*SHORT PROBLEM*. Write the material out again exactly.

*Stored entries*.
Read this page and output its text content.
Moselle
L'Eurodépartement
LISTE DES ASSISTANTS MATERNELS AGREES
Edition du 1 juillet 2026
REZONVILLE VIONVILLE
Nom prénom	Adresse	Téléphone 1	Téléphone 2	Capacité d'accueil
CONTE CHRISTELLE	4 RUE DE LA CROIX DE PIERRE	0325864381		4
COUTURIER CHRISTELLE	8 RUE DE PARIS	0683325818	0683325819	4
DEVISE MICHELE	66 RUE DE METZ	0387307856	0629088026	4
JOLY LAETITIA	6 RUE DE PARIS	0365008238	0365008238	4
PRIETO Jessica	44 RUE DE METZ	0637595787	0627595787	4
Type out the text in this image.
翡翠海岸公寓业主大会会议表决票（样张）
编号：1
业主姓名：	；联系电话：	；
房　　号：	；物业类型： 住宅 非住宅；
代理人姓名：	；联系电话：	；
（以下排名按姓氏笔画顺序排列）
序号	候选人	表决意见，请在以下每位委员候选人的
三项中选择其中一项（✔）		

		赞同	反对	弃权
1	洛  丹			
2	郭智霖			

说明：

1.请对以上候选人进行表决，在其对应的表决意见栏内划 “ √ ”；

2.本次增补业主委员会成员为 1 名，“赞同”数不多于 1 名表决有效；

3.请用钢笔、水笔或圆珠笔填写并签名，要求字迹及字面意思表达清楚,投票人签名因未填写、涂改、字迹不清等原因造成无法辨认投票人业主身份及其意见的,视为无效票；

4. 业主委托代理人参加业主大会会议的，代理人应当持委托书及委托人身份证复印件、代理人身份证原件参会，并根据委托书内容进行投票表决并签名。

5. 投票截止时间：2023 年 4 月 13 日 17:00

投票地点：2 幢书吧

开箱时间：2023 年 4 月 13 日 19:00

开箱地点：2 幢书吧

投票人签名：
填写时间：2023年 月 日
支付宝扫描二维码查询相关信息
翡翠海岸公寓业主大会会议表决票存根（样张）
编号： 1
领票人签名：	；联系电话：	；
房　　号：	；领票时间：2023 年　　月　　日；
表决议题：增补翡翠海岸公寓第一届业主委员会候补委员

*RESULT OF THIS EXERCISE*.
Read this page and output its text content.
Moselle
L'Eurodépartement
LISTE DES ASSISTANTS MATERNELS AGREES
Edition du 1 juillet 2026
REZONVILLE VIONVILLE
Nom prénom	Adresse	Téléphone 1	Téléphone 2	Capacité d'accueil
CONTE CHRISTELLE	4 RUE DE LA CROIX DE PIERRE	0325864381		4
COUTURIER CHRISTELLE	8 RUE DE PARIS	0683325818	0683325819	4
DEVISE MICHELE	66 RUE DE METZ	0387307856	0629088026	4
JOLY LAETITIA	6 RUE DE PARIS	0365008238	0365008238	4
PRIETO Jessica	44 RUE DE METZ	0637595787	0627595787	4
Type out the text in this image.
翡翠海岸公寓业主大会会议表决票（样张）
编号：1
业主姓名：	；联系电话：	；
房　　号：	；物业类型： 住宅 非住宅；
代理人姓名：	；联系电话：	；
（以下排名按姓氏笔画顺序排列）
序号	候选人	表决意见，请在以下每位委员候选人的
三项中选择其中一项（✔）		

		赞同	反对	弃权
1	洛  丹			
2	郭智霖			

说明：

1.请对以上候选人进行表决，在其对应的表决意见栏内划 “ √ ”；

2.本次增补业主委员会成员为 1 名，“赞同”数不多于 1 名表决有效；

3.请用钢笔、水笔或圆珠笔填写并签名，要求字迹及字面意思表达清楚,投票人签名因未填写、涂改、字迹不清等原因造成无法辨认投票人业主身份及其意见的,视为无效票；

4. 业主委托代理人参加业主大会会议的，代理人应当持委托书及委托人身份证复印件、代理人身份证原件参会，并根据委托书内容进行投票表决并签名。

5. 投票截止时间：2023 年 4 月 13 日 17:00

投票地点：2 幢书吧

开箱时间：2023 年 4 月 13 日 19:00

开箱地点：2 幢书吧

投票人签名：
填写时间：2023年 月 日
支付宝扫描二维码查询相关信息
翡翠海岸公寓业主大会会议表决票存根（样张）
编号： 1
领票人签名：	；联系电话：	；
房　　号：	；领票时间：2023 年　　月　　日；
表决议题：增补翡翠海岸公寓第一届业主委员会候补委员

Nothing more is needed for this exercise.